Exercise aim = Copy nothing but the text: repeat each entry exactly and drop the images.

Dataset =
● ● ● ●
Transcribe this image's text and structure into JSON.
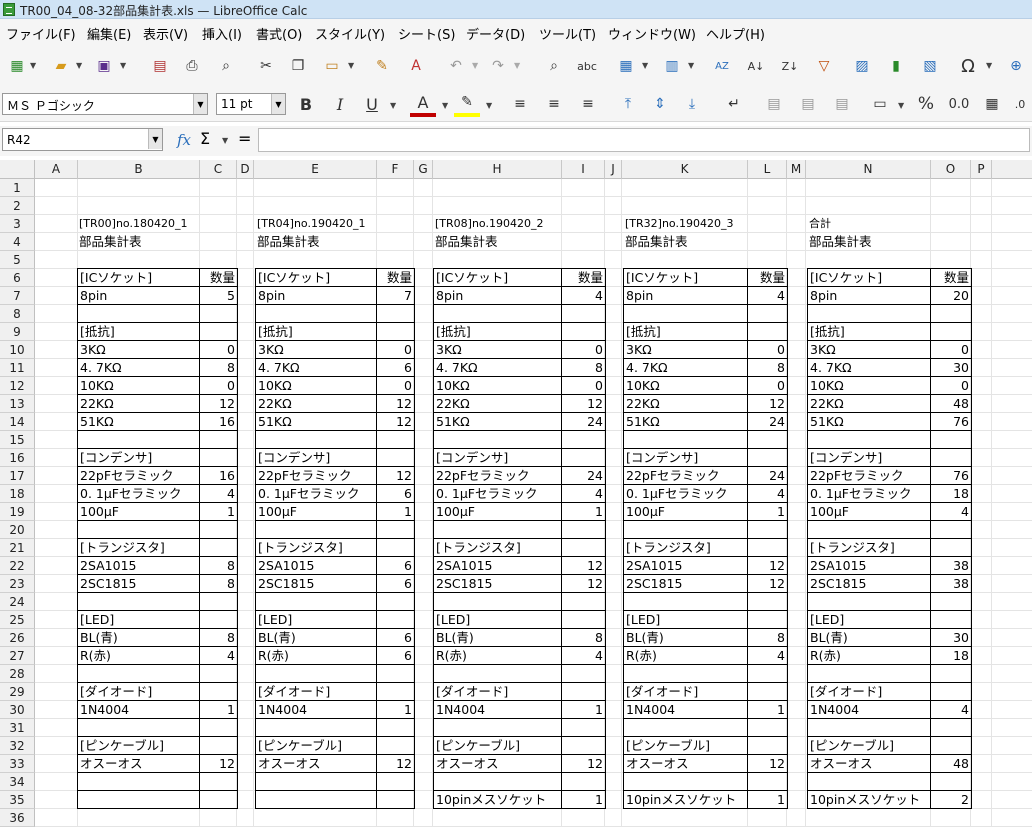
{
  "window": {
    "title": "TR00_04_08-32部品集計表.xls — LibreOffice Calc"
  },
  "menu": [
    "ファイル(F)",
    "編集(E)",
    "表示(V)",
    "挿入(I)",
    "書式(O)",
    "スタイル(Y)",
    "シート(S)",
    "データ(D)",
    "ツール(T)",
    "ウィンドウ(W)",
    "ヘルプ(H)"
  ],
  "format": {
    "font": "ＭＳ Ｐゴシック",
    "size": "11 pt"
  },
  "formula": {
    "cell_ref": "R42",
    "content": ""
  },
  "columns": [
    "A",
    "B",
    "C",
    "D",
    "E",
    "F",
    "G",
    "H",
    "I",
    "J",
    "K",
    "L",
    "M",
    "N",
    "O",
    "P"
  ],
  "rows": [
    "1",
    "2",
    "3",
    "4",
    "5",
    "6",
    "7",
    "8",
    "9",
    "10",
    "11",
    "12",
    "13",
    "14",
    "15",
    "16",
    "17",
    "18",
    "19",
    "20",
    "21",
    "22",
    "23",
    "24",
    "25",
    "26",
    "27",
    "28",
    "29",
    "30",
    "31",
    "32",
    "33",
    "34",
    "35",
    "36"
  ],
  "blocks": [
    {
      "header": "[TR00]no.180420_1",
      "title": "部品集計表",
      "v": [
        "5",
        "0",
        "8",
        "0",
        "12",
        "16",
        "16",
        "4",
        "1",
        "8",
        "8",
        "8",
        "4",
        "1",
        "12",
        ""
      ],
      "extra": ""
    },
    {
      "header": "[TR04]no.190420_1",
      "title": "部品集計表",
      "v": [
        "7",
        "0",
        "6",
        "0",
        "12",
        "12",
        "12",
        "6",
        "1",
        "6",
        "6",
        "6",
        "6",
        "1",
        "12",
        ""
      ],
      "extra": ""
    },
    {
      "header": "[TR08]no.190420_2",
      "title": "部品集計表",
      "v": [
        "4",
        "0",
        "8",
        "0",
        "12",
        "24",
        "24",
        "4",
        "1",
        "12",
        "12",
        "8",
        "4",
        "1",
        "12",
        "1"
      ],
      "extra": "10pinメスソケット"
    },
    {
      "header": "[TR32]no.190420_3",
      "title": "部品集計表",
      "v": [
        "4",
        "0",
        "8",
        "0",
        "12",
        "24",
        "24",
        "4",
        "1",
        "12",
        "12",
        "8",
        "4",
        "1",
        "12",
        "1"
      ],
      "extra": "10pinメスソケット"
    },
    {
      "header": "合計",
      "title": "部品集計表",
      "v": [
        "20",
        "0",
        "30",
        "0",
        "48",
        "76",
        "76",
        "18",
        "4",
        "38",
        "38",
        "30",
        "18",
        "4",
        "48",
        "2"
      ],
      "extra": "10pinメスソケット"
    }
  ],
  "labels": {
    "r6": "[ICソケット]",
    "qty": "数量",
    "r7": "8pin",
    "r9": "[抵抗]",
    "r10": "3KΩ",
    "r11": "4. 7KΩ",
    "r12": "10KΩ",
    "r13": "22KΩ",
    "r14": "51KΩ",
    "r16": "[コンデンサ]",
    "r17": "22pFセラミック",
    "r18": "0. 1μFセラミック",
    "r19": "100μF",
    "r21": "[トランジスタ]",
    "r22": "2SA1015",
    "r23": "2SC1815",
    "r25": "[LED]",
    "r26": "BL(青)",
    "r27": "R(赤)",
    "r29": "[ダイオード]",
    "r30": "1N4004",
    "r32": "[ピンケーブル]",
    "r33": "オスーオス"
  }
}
● ● ● ●
Reply to the task =
Transcribe this image's text and structure into JSON.
{
  "window": {
    "title": "TR00_04_08-32部品集計表.xls — LibreOffice Calc"
  },
  "menu": [
    "ファイル(F)",
    "編集(E)",
    "表示(V)",
    "挿入(I)",
    "書式(O)",
    "スタイル(Y)",
    "シート(S)",
    "データ(D)",
    "ツール(T)",
    "ウィンドウ(W)",
    "ヘルプ(H)"
  ],
  "format": {
    "font": "ＭＳ Ｐゴシック",
    "size": "11 pt"
  },
  "formula": {
    "cell_ref": "R42",
    "content": ""
  },
  "columns": [
    "A",
    "B",
    "C",
    "D",
    "E",
    "F",
    "G",
    "H",
    "I",
    "J",
    "K",
    "L",
    "M",
    "N",
    "O",
    "P"
  ],
  "rows": [
    "1",
    "2",
    "3",
    "4",
    "5",
    "6",
    "7",
    "8",
    "9",
    "10",
    "11",
    "12",
    "13",
    "14",
    "15",
    "16",
    "17",
    "18",
    "19",
    "20",
    "21",
    "22",
    "23",
    "24",
    "25",
    "26",
    "27",
    "28",
    "29",
    "30",
    "31",
    "32",
    "33",
    "34",
    "35",
    "36"
  ],
  "blocks": [
    {
      "header": "[TR00]no.180420_1",
      "title": "部品集計表",
      "v": [
        "5",
        "0",
        "8",
        "0",
        "12",
        "16",
        "16",
        "4",
        "1",
        "8",
        "8",
        "8",
        "4",
        "1",
        "12",
        ""
      ],
      "extra": ""
    },
    {
      "header": "[TR04]no.190420_1",
      "title": "部品集計表",
      "v": [
        "7",
        "0",
        "6",
        "0",
        "12",
        "12",
        "12",
        "6",
        "1",
        "6",
        "6",
        "6",
        "6",
        "1",
        "12",
        ""
      ],
      "extra": ""
    },
    {
      "header": "[TR08]no.190420_2",
      "title": "部品集計表",
      "v": [
        "4",
        "0",
        "8",
        "0",
        "12",
        "24",
        "24",
        "4",
        "1",
        "12",
        "12",
        "8",
        "4",
        "1",
        "12",
        "1"
      ],
      "extra": "10pinメスソケット"
    },
    {
      "header": "[TR32]no.190420_3",
      "title": "部品集計表",
      "v": [
        "4",
        "0",
        "8",
        "0",
        "12",
        "24",
        "24",
        "4",
        "1",
        "12",
        "12",
        "8",
        "4",
        "1",
        "12",
        "1"
      ],
      "extra": "10pinメスソケット"
    },
    {
      "header": "合計",
      "title": "部品集計表",
      "v": [
        "20",
        "0",
        "30",
        "0",
        "48",
        "76",
        "76",
        "18",
        "4",
        "38",
        "38",
        "30",
        "18",
        "4",
        "48",
        "2"
      ],
      "extra": "10pinメスソケット"
    }
  ],
  "labels": {
    "r6": "[ICソケット]",
    "qty": "数量",
    "r7": "8pin",
    "r9": "[抵抗]",
    "r10": "3KΩ",
    "r11": "4. 7KΩ",
    "r12": "10KΩ",
    "r13": "22KΩ",
    "r14": "51KΩ",
    "r16": "[コンデンサ]",
    "r17": "22pFセラミック",
    "r18": "0. 1μFセラミック",
    "r19": "100μF",
    "r21": "[トランジスタ]",
    "r22": "2SA1015",
    "r23": "2SC1815",
    "r25": "[LED]",
    "r26": "BL(青)",
    "r27": "R(赤)",
    "r29": "[ダイオード]",
    "r30": "1N4004",
    "r32": "[ピンケーブル]",
    "r33": "オスーオス"
  }
}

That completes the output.